> RECORDS TO PROCESS:
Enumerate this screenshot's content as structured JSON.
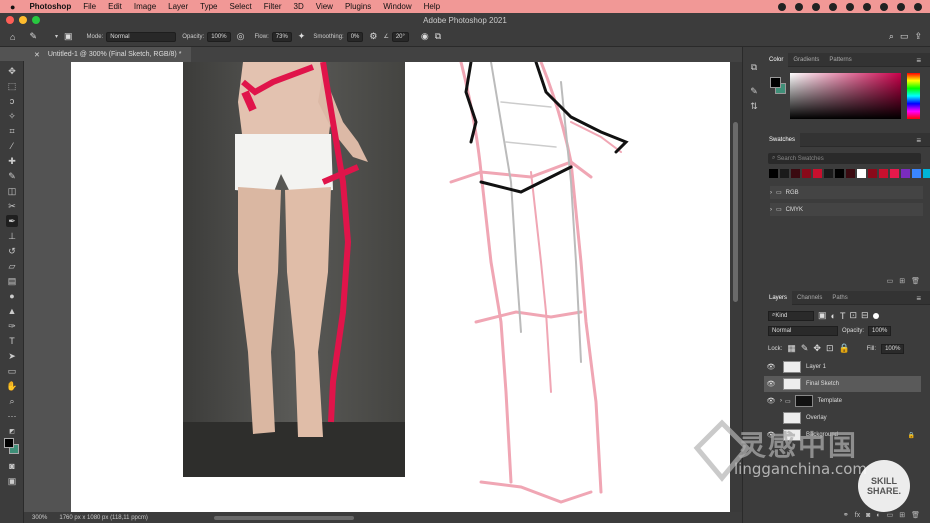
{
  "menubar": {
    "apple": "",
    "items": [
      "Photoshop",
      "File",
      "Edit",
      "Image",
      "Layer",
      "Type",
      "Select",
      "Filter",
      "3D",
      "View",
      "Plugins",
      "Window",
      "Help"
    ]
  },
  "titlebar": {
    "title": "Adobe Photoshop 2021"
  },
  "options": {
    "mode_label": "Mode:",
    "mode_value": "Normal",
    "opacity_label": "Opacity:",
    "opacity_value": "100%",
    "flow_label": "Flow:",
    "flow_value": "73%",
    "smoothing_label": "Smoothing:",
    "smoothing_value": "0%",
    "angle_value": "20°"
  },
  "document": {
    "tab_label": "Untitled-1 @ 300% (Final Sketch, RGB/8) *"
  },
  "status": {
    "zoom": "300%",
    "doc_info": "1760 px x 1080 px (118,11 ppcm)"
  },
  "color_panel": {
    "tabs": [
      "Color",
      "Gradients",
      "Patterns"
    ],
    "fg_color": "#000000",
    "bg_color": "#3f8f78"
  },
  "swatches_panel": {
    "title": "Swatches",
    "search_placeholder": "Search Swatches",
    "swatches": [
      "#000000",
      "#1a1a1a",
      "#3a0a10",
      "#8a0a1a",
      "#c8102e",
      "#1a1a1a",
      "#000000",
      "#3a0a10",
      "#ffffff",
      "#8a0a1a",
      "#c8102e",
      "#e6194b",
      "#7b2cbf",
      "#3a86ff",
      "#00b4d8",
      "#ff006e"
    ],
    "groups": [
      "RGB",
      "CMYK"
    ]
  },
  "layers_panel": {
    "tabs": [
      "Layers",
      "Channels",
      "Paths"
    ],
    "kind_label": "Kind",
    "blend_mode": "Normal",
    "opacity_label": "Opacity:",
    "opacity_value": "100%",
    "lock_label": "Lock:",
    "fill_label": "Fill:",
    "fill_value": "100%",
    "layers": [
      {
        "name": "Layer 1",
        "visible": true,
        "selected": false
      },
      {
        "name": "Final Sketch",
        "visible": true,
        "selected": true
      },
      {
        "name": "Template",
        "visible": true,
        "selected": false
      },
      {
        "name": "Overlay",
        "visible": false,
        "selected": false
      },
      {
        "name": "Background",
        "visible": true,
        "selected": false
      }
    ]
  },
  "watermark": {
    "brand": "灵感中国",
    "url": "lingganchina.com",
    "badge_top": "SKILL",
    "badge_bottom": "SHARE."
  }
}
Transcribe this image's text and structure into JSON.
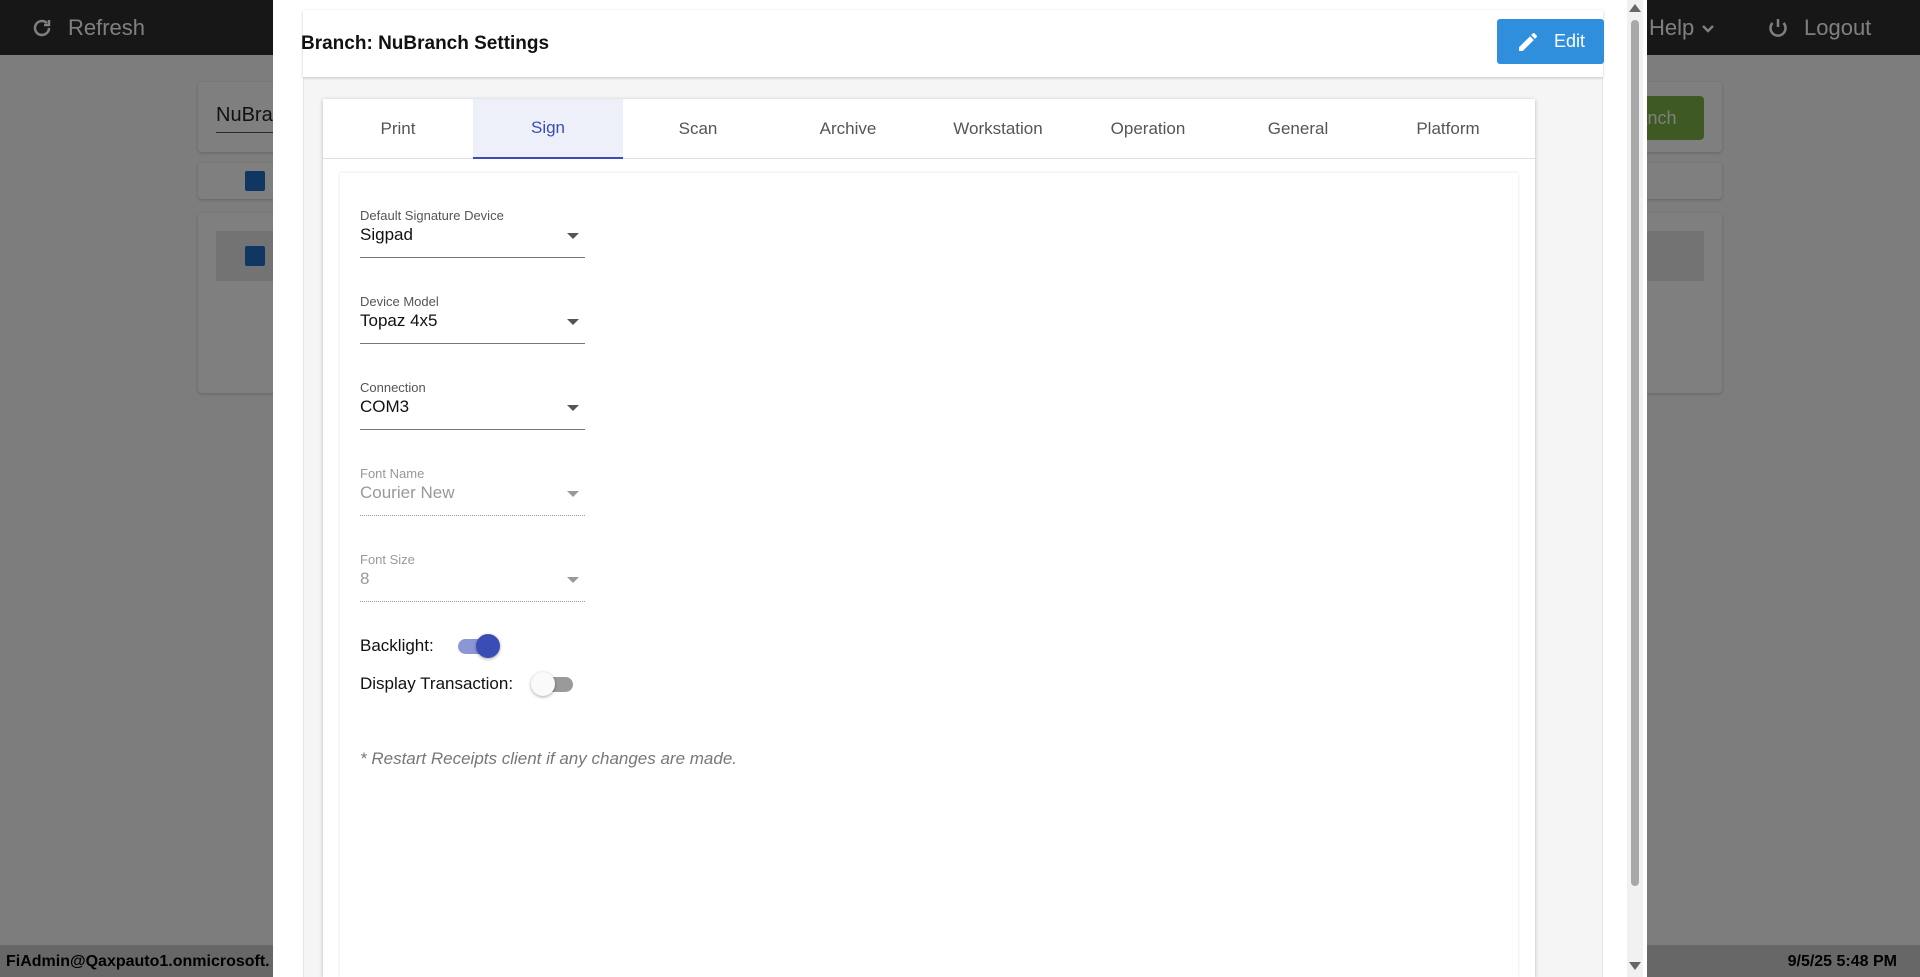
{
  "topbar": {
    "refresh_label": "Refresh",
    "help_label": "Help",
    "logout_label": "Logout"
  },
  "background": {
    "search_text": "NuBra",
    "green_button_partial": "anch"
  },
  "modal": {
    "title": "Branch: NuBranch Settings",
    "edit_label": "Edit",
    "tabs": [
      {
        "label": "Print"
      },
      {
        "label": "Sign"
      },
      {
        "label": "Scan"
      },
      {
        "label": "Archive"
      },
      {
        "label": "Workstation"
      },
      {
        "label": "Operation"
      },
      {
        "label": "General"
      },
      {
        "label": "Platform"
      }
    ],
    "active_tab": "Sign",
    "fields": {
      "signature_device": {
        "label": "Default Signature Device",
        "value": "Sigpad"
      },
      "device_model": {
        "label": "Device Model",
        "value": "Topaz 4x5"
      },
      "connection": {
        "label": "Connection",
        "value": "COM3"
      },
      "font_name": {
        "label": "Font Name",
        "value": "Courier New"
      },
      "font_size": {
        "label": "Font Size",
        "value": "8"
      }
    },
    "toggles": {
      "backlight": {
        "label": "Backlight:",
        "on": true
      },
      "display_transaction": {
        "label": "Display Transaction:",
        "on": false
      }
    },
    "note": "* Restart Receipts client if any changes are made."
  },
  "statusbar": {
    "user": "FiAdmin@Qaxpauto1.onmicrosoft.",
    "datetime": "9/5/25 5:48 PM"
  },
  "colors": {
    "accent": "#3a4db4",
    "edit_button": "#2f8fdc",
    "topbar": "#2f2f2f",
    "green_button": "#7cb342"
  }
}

--

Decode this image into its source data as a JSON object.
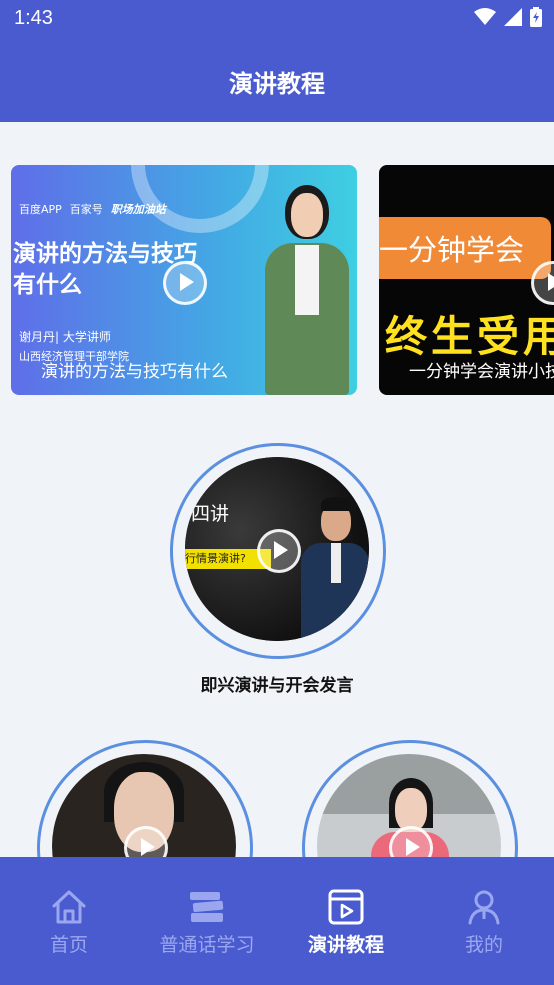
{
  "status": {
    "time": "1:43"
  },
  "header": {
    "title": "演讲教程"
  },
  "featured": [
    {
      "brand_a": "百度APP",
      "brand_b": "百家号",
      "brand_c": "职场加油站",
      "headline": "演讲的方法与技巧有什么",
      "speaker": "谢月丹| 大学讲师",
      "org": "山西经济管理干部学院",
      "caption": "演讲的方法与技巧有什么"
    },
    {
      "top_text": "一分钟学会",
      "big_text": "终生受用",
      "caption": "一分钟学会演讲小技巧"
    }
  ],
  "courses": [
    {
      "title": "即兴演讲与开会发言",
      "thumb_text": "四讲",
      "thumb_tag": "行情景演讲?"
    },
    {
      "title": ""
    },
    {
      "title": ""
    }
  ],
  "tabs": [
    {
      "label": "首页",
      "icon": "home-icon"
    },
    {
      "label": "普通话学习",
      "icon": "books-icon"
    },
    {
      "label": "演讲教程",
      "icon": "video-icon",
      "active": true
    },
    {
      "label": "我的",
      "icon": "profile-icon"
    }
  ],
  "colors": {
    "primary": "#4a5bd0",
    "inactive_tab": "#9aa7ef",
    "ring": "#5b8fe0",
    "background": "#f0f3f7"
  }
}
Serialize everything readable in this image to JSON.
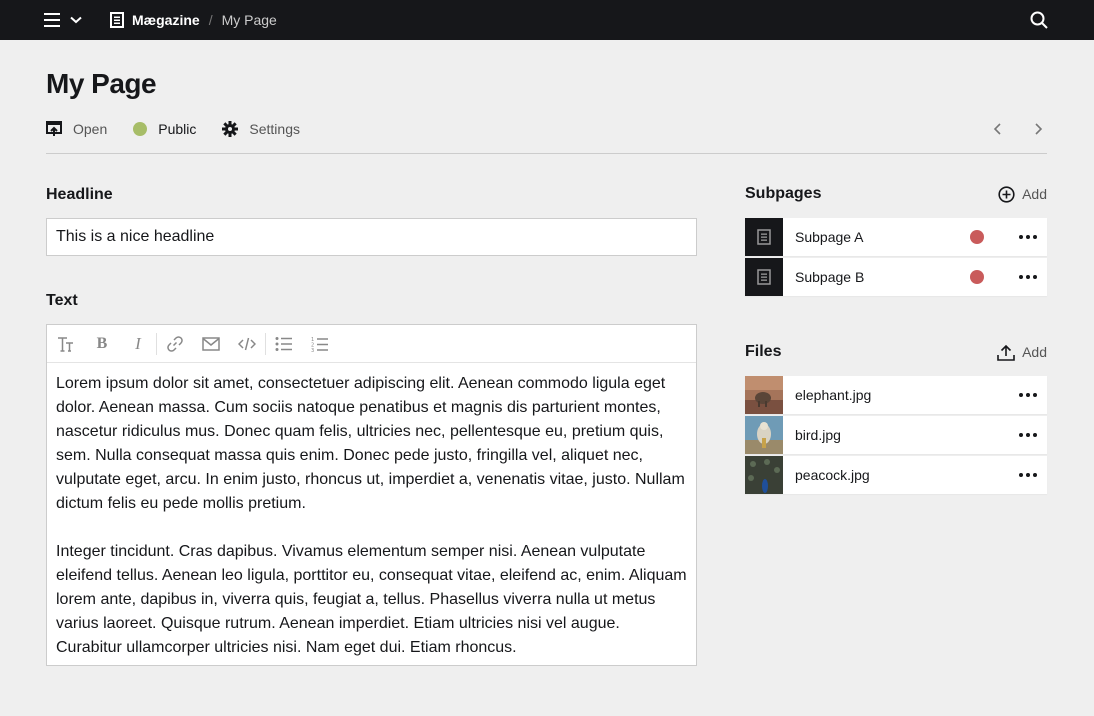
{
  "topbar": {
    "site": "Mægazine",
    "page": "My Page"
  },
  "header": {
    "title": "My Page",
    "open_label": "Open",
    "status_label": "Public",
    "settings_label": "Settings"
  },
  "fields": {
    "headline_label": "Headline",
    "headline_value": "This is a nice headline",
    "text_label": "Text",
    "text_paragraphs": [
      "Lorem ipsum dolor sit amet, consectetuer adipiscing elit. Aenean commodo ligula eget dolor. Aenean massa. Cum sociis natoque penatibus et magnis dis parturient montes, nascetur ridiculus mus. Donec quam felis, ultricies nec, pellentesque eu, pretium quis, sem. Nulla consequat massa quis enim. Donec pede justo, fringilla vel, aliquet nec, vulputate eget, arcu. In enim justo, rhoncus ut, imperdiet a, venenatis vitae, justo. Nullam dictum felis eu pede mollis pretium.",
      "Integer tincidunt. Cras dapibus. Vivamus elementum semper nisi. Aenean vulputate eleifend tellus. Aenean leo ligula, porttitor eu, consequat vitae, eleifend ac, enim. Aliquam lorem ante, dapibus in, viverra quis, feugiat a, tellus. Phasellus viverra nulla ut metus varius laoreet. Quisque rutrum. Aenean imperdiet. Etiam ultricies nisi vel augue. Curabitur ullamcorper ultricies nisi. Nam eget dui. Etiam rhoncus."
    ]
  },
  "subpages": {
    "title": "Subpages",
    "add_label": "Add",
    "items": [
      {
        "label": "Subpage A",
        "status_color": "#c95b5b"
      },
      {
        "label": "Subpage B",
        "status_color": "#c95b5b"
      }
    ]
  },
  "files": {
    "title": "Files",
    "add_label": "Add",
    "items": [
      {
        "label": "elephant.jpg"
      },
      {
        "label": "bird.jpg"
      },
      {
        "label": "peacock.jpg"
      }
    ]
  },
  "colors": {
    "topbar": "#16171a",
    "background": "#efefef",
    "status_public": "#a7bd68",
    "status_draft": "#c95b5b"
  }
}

* * *

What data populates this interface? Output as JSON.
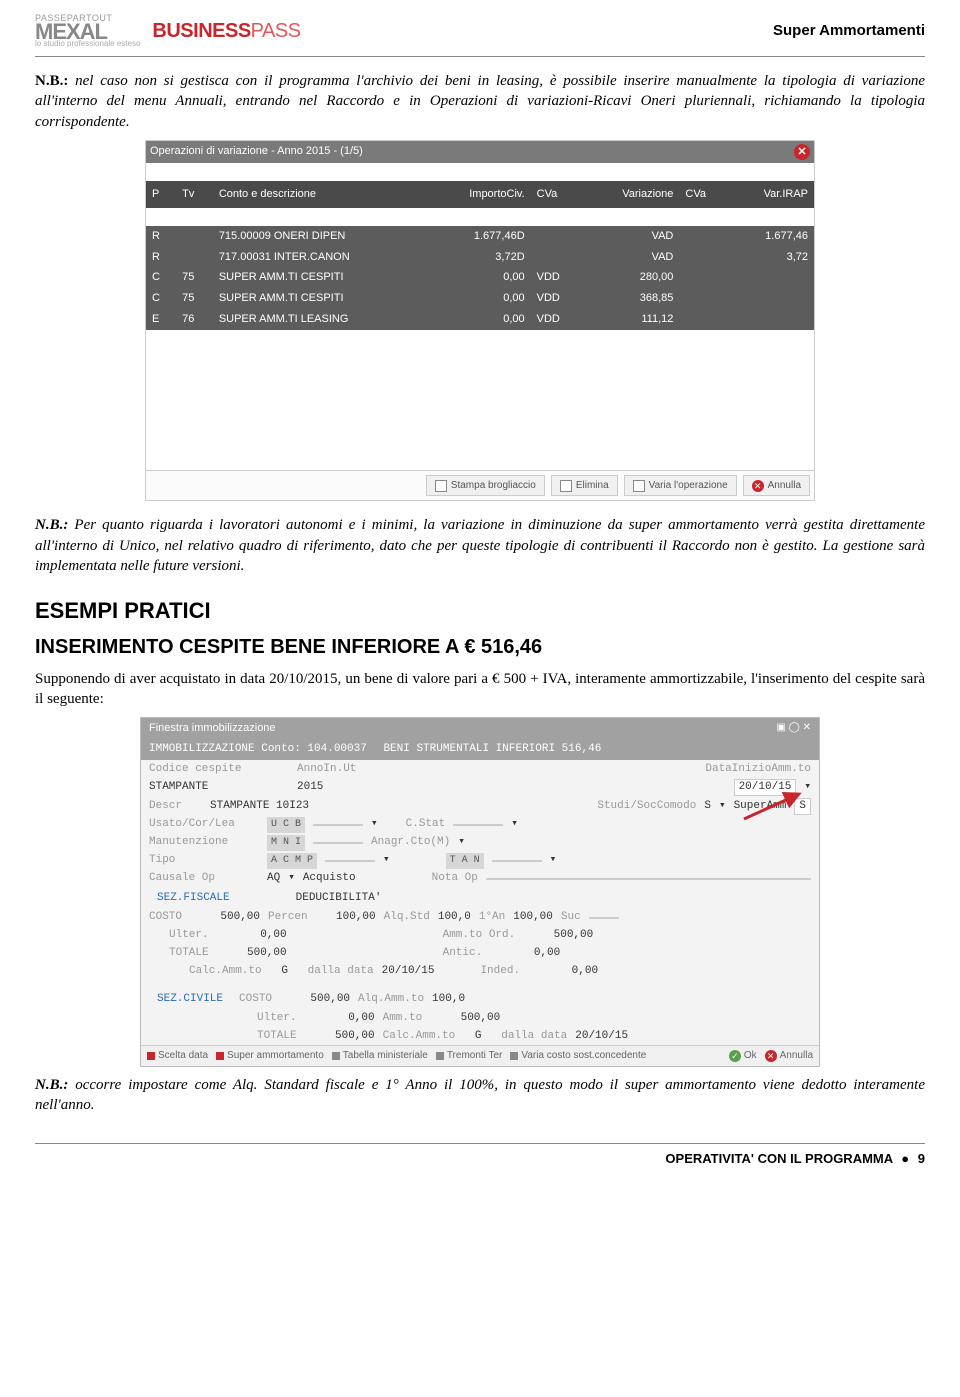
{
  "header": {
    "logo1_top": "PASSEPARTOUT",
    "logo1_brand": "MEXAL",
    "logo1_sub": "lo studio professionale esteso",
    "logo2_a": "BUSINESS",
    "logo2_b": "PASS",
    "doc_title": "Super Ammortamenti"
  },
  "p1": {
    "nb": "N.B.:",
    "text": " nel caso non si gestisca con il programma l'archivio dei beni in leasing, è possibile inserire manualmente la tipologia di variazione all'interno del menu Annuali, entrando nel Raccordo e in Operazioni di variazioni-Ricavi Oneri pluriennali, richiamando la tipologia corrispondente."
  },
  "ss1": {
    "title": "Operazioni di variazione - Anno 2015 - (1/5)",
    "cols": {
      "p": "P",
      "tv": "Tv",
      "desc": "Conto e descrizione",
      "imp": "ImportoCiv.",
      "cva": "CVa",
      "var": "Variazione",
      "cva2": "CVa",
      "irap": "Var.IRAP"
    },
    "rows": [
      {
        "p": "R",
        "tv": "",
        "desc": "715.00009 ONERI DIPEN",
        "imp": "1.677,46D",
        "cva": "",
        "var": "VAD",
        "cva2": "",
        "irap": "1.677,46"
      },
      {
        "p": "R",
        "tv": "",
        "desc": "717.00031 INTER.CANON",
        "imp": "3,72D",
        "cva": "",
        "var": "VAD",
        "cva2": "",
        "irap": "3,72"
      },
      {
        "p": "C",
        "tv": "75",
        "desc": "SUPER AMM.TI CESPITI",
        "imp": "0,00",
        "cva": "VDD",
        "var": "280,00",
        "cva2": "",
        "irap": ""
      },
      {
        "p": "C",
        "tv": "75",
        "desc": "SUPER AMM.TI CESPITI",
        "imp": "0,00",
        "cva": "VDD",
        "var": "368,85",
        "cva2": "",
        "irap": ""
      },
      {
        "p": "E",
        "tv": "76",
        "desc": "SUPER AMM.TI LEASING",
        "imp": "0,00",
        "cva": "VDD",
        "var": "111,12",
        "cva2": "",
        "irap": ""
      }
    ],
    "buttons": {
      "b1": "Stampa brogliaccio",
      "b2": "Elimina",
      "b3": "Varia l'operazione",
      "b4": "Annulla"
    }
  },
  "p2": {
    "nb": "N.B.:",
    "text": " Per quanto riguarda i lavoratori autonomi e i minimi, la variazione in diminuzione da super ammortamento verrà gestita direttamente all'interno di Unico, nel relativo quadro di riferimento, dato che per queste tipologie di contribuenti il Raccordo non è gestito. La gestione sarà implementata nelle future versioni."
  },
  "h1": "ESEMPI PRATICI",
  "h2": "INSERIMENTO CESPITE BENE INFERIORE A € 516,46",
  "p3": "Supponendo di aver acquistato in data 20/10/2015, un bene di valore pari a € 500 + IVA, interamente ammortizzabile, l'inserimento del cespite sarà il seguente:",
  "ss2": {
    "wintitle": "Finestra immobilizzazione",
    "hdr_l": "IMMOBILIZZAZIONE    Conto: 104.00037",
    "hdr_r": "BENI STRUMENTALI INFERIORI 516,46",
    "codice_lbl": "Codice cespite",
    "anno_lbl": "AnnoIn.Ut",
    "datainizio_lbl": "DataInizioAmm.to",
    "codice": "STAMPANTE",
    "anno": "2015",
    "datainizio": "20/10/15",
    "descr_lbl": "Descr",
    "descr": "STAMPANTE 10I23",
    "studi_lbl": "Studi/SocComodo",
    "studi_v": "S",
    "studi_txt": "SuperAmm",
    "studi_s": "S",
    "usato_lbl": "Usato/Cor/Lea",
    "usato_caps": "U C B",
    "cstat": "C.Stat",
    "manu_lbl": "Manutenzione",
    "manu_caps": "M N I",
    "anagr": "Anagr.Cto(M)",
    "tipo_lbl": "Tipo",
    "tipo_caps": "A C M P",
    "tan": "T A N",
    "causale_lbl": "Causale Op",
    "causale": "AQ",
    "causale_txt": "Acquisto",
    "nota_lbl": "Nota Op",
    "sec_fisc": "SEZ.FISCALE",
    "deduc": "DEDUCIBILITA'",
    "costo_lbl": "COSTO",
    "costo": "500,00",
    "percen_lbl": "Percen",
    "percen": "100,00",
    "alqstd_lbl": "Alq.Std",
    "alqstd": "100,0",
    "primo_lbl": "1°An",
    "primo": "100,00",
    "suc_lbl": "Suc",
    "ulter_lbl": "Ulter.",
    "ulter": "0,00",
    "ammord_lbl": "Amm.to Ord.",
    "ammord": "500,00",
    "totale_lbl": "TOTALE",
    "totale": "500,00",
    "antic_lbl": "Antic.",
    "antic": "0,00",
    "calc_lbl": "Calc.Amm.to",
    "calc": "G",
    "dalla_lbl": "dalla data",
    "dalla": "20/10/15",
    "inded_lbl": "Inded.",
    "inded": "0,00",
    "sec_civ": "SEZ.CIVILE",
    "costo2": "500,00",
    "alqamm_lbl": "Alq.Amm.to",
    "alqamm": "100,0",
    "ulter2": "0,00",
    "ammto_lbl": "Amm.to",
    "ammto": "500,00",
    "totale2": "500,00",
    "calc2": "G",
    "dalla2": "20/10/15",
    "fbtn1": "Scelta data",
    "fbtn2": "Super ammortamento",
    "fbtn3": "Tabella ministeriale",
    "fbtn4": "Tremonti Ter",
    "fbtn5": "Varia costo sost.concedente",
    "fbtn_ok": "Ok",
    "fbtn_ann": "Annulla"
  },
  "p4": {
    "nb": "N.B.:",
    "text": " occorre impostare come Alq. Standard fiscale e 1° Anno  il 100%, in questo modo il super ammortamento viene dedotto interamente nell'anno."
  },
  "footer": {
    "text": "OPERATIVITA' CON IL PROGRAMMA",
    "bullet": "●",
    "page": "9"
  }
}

> SET TASK: From the entries above, copy every line that holds the word "imperdiet".

> RESPONSE TO THE EXERCISE:
      "Lorem ipsum dolor sit amet, consectetuer adipiscing elit. Aenean commodo ligula eget dolor. Aenean massa. Cum sociis natoque penatibus et magnis dis parturient montes, nascetur ridiculus mus. Donec quam felis, ultricies nec, pellentesque eu, pretium quis, sem. Nulla consequat massa quis enim. Donec pede justo, fringilla vel, aliquet nec, vulputate eget, arcu. In enim justo, rhoncus ut, imperdiet a, venenatis vitae, justo. Nullam dictum felis eu pede mollis pretium.",
      "Integer tincidunt. Cras dapibus. Vivamus elementum semper nisi. Aenean vulputate eleifend tellus. Aenean leo ligula, porttitor eu, consequat vitae, eleifend ac, enim. Aliquam lorem ante, dapibus in, viverra quis, feugiat a, tellus. Phasellus viverra nulla ut metus varius laoreet. Quisque rutrum. Aenean imperdiet. Etiam ultricies nisi vel augue. Curabitur ullamcorper ultricies nisi. Nam eget dui. Etiam rhoncus."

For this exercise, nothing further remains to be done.